►

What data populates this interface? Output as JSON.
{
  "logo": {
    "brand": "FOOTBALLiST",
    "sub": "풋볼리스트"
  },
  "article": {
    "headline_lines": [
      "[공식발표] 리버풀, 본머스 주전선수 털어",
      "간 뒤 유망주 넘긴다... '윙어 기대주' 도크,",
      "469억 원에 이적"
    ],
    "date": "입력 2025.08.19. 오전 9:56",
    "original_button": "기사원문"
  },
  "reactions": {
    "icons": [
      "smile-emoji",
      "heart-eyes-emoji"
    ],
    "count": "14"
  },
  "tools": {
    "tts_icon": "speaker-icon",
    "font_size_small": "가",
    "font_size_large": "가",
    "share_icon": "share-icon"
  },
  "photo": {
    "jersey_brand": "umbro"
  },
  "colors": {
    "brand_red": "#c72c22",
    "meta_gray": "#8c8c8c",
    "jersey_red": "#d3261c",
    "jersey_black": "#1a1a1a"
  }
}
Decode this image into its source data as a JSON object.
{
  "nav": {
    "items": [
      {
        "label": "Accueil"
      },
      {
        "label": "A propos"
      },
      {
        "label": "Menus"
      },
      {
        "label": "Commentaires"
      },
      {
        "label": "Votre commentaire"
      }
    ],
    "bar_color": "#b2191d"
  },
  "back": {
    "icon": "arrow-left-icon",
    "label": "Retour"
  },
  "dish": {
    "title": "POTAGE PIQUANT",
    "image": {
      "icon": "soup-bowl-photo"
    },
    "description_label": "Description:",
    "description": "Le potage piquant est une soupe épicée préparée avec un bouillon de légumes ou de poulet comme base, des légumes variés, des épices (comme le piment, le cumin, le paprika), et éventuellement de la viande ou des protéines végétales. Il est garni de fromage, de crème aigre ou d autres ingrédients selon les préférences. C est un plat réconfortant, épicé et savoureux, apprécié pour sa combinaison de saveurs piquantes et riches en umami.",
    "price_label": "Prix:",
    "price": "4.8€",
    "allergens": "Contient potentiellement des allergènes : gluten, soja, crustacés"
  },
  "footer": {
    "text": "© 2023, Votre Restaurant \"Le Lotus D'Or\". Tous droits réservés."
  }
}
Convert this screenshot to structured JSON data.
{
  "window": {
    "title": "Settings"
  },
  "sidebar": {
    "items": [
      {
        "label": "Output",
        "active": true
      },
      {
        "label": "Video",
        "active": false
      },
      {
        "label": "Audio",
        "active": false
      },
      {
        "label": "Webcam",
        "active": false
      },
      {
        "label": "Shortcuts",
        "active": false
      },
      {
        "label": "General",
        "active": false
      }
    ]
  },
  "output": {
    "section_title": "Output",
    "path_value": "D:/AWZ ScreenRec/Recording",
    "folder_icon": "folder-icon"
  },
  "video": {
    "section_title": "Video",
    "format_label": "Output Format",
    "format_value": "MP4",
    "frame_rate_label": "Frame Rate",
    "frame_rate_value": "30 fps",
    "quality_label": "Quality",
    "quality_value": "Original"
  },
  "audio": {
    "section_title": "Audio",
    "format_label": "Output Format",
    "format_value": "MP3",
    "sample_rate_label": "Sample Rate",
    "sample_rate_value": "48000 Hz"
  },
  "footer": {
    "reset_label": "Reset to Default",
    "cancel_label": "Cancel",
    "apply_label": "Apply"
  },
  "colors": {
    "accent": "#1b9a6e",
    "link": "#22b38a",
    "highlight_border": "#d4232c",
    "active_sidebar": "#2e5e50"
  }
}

◄

*To be done*. Where a line of the entries contains the word "this", copy that line.

*Answer for the task*.
What data populates this interface? Output as JSON.
Decode this image into its source data as a JSON object.
Convert this screenshot to structured JSON data.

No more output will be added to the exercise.